** START OF Provided entries **

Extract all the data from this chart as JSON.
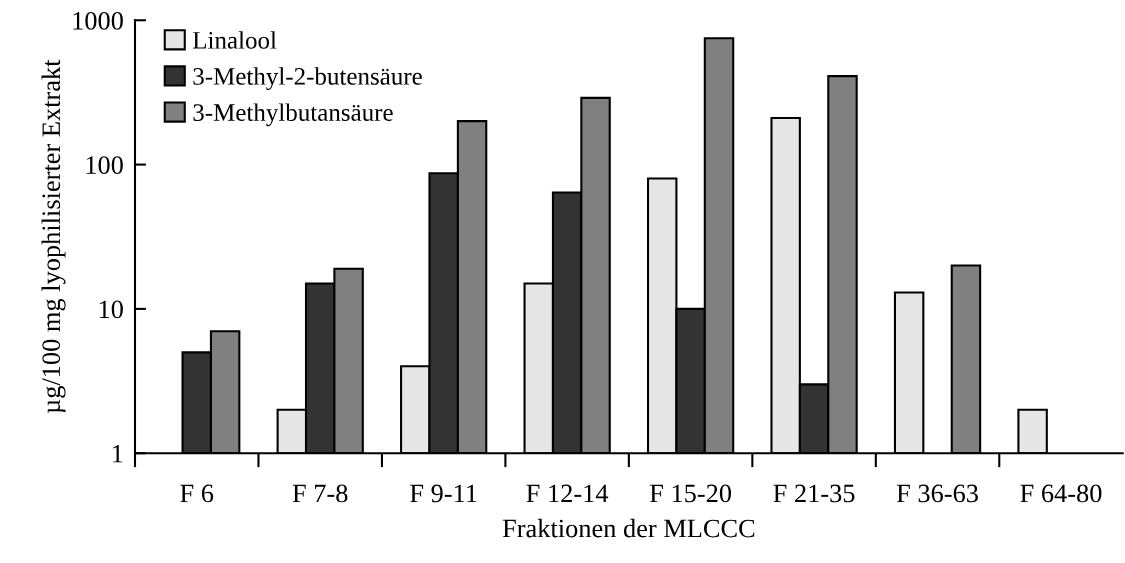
{
  "chart_data": {
    "type": "bar",
    "xlabel": "Fraktionen der MLCCC",
    "ylabel": "µg/100 mg lyophilisierter Extrakt",
    "categories": [
      "F 6",
      "F 7-8",
      "F 9-11",
      "F 12-14",
      "F 15-20",
      "F 21-35",
      "F 36-63",
      "F 64-80"
    ],
    "series": [
      {
        "name": "Linalool",
        "color": "#e6e6e6",
        "values": [
          null,
          2,
          4,
          15,
          80,
          210,
          13,
          2
        ]
      },
      {
        "name": "3-Methyl-2-butensäure",
        "color": "#333333",
        "values": [
          5,
          15,
          87,
          64,
          10,
          3,
          null,
          null
        ]
      },
      {
        "name": "3-Methylbutansäure",
        "color": "#808080",
        "values": [
          7,
          19,
          200,
          290,
          750,
          410,
          20,
          null
        ]
      }
    ],
    "log": true,
    "ylim": [
      1,
      1000
    ],
    "yticks": [
      1,
      10,
      100,
      1000
    ],
    "legend": "top left",
    "grid": false
  }
}
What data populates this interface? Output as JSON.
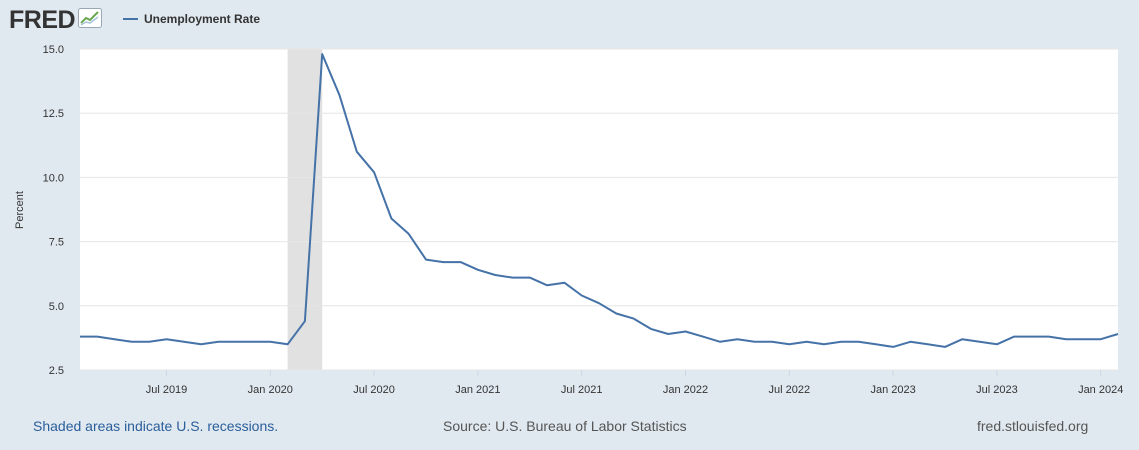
{
  "header": {
    "logo_text": "FRED",
    "logo_icon": "chart-line-icon"
  },
  "legend": {
    "label": "Unemployment Rate",
    "color": "#4572a7"
  },
  "chart_data": {
    "type": "line",
    "title": "",
    "ylabel": "Percent",
    "xlabel": "",
    "ylim": [
      2.5,
      15.0
    ],
    "yticks": [
      "2.5",
      "5.0",
      "7.5",
      "10.0",
      "12.5",
      "15.0"
    ],
    "xlim": [
      "2019-02",
      "2024-02"
    ],
    "xticks": [
      {
        "label": "Jul 2019",
        "date": "2019-07"
      },
      {
        "label": "Jan 2020",
        "date": "2020-01"
      },
      {
        "label": "Jul 2020",
        "date": "2020-07"
      },
      {
        "label": "Jan 2021",
        "date": "2021-01"
      },
      {
        "label": "Jul 2021",
        "date": "2021-07"
      },
      {
        "label": "Jan 2022",
        "date": "2022-01"
      },
      {
        "label": "Jul 2022",
        "date": "2022-07"
      },
      {
        "label": "Jan 2023",
        "date": "2023-01"
      },
      {
        "label": "Jul 2023",
        "date": "2023-07"
      },
      {
        "label": "Jan 2024",
        "date": "2024-01"
      }
    ],
    "grid": true,
    "legend_position": "top-left",
    "recession_shading": [
      {
        "start": "2020-02",
        "end": "2020-04",
        "color": "#e1e1e1"
      }
    ],
    "series": [
      {
        "name": "Unemployment Rate",
        "color": "#4572a7",
        "x": [
          "2019-02",
          "2019-03",
          "2019-04",
          "2019-05",
          "2019-06",
          "2019-07",
          "2019-08",
          "2019-09",
          "2019-10",
          "2019-11",
          "2019-12",
          "2020-01",
          "2020-02",
          "2020-03",
          "2020-04",
          "2020-05",
          "2020-06",
          "2020-07",
          "2020-08",
          "2020-09",
          "2020-10",
          "2020-11",
          "2020-12",
          "2021-01",
          "2021-02",
          "2021-03",
          "2021-04",
          "2021-05",
          "2021-06",
          "2021-07",
          "2021-08",
          "2021-09",
          "2021-10",
          "2021-11",
          "2021-12",
          "2022-01",
          "2022-02",
          "2022-03",
          "2022-04",
          "2022-05",
          "2022-06",
          "2022-07",
          "2022-08",
          "2022-09",
          "2022-10",
          "2022-11",
          "2022-12",
          "2023-01",
          "2023-02",
          "2023-03",
          "2023-04",
          "2023-05",
          "2023-06",
          "2023-07",
          "2023-08",
          "2023-09",
          "2023-10",
          "2023-11",
          "2023-12",
          "2024-01",
          "2024-02"
        ],
        "values": [
          3.8,
          3.8,
          3.7,
          3.6,
          3.6,
          3.7,
          3.6,
          3.5,
          3.6,
          3.6,
          3.6,
          3.6,
          3.5,
          4.4,
          14.8,
          13.2,
          11.0,
          10.2,
          8.4,
          7.8,
          6.8,
          6.7,
          6.7,
          6.4,
          6.2,
          6.1,
          6.1,
          5.8,
          5.9,
          5.4,
          5.1,
          4.7,
          4.5,
          4.1,
          3.9,
          4.0,
          3.8,
          3.6,
          3.7,
          3.6,
          3.6,
          3.5,
          3.6,
          3.5,
          3.6,
          3.6,
          3.5,
          3.4,
          3.6,
          3.5,
          3.4,
          3.7,
          3.6,
          3.5,
          3.8,
          3.8,
          3.8,
          3.7,
          3.7,
          3.7,
          3.9
        ]
      }
    ]
  },
  "footer": {
    "recession_note": "Shaded areas indicate U.S. recessions.",
    "source": "Source: U.S. Bureau of Labor Statistics",
    "site": "fred.stlouisfed.org"
  }
}
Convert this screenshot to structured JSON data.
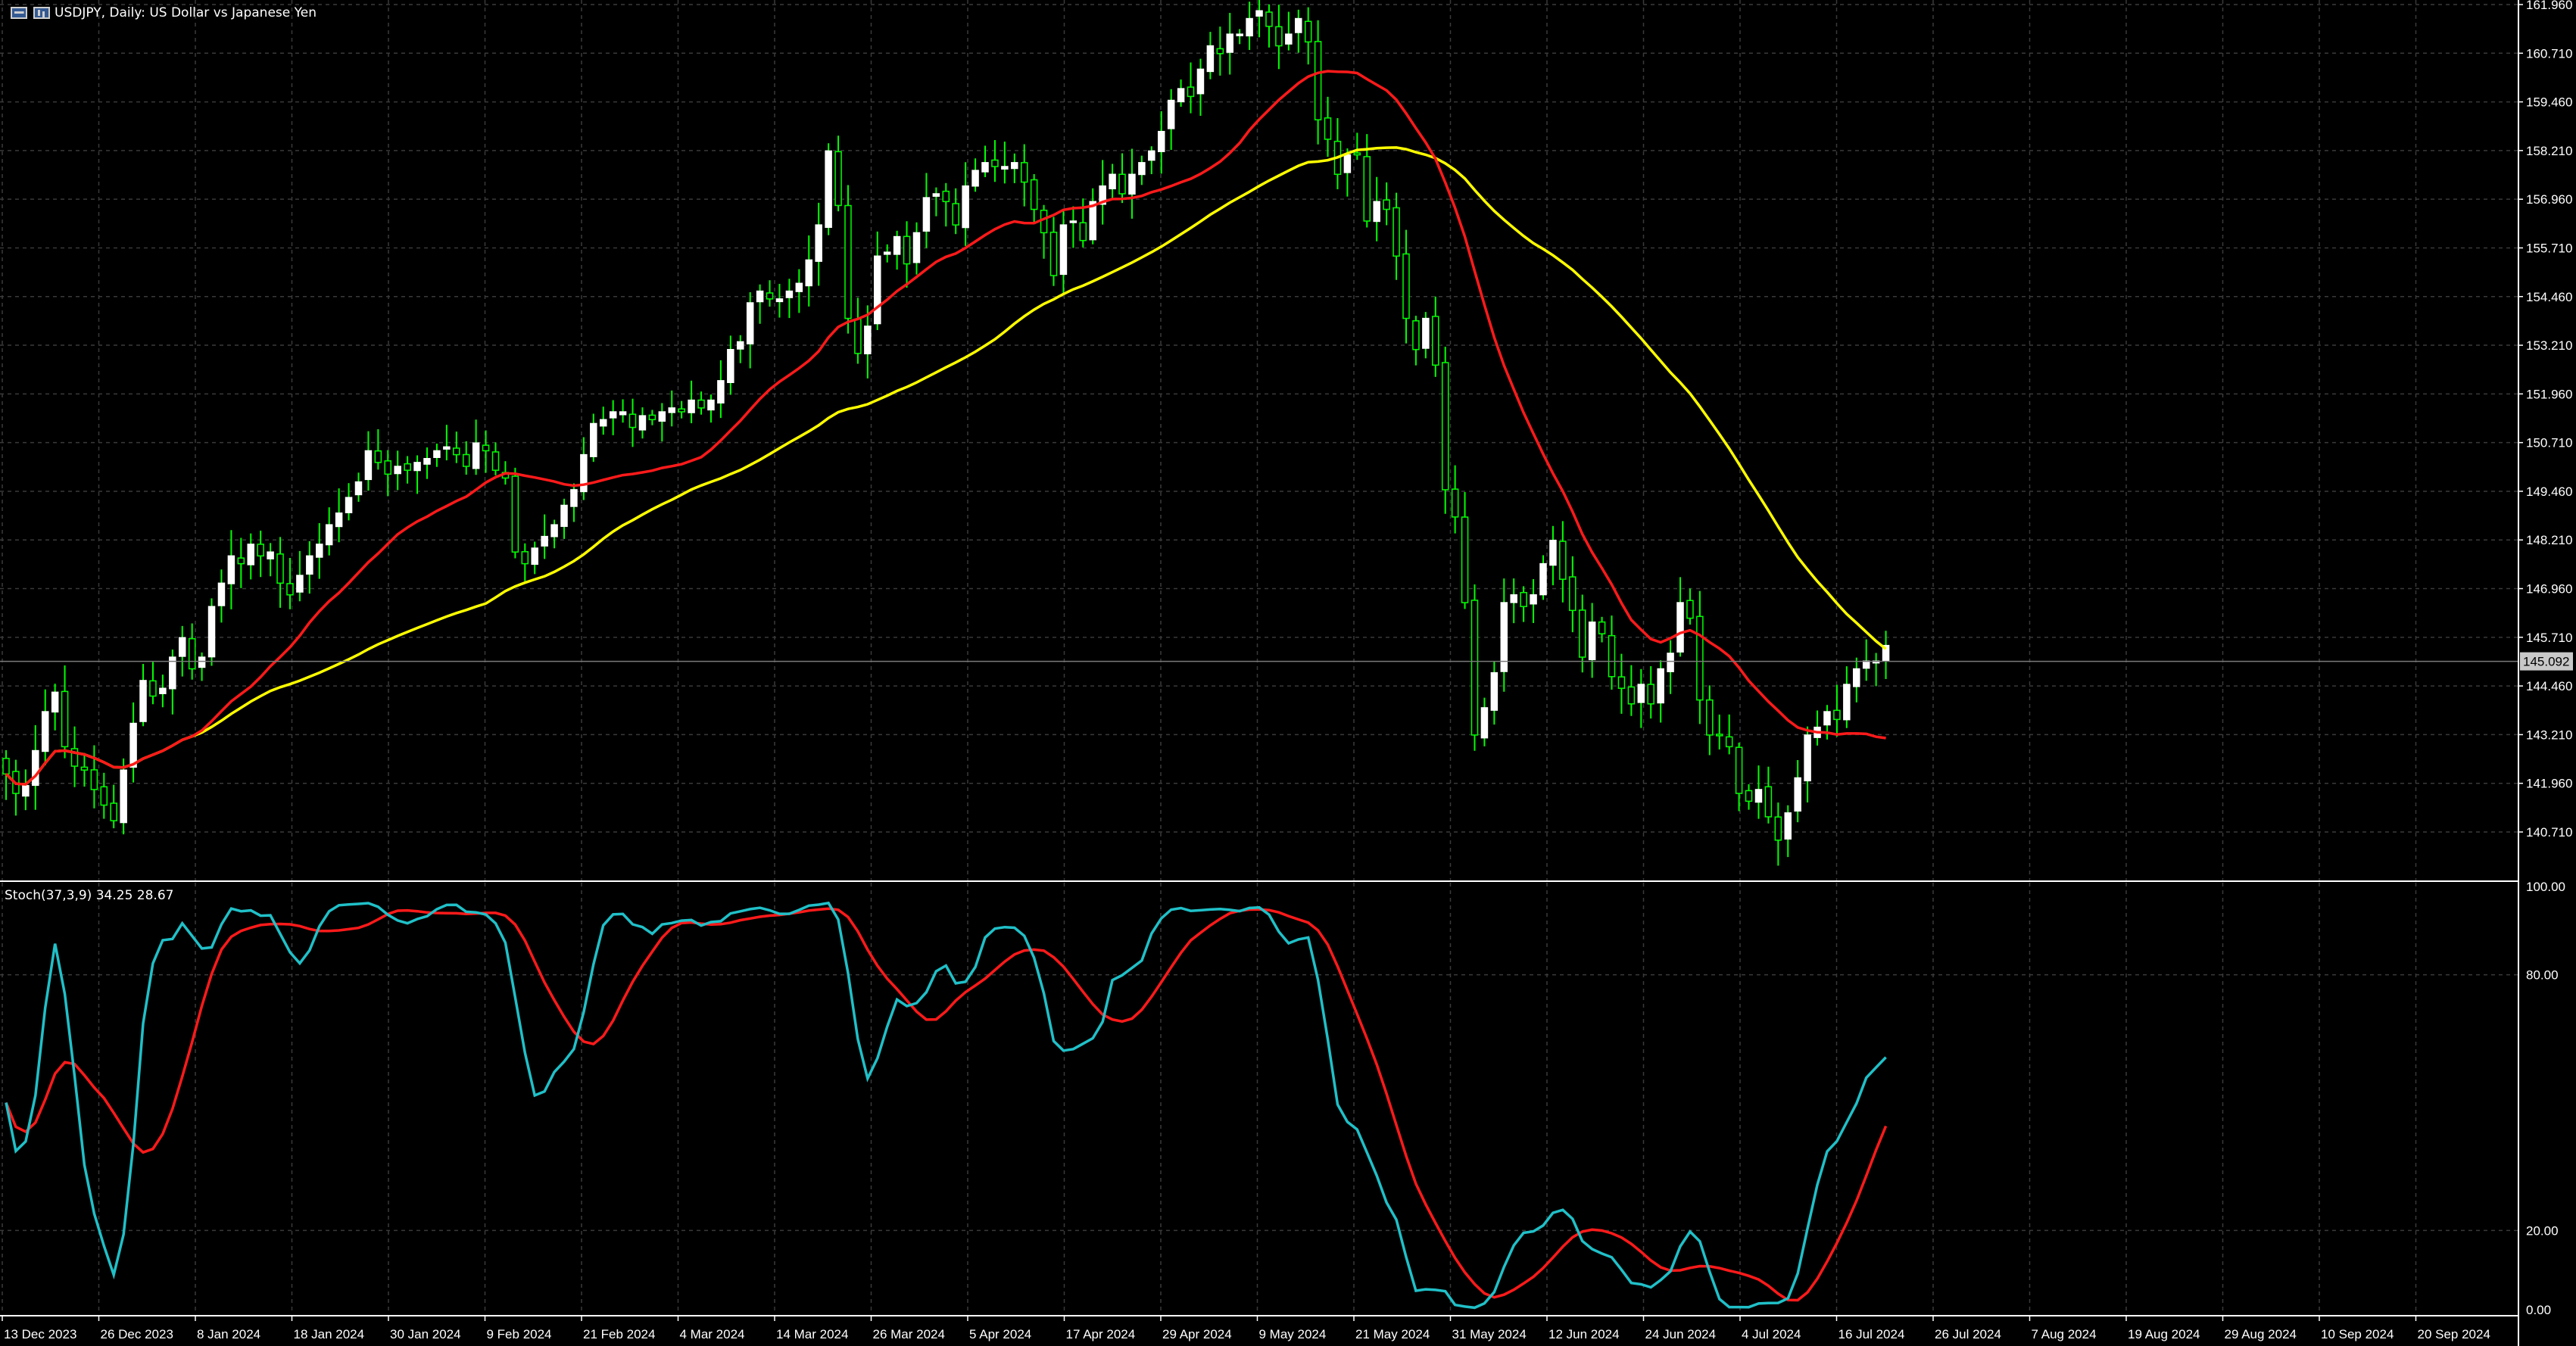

** END OF Provided entries **

■ Exercise
Where a line contains "Unemployment", copy that line.

■ Solved problem
    "label": "Unemployment Rate",
        "name": "Unemployment Rate",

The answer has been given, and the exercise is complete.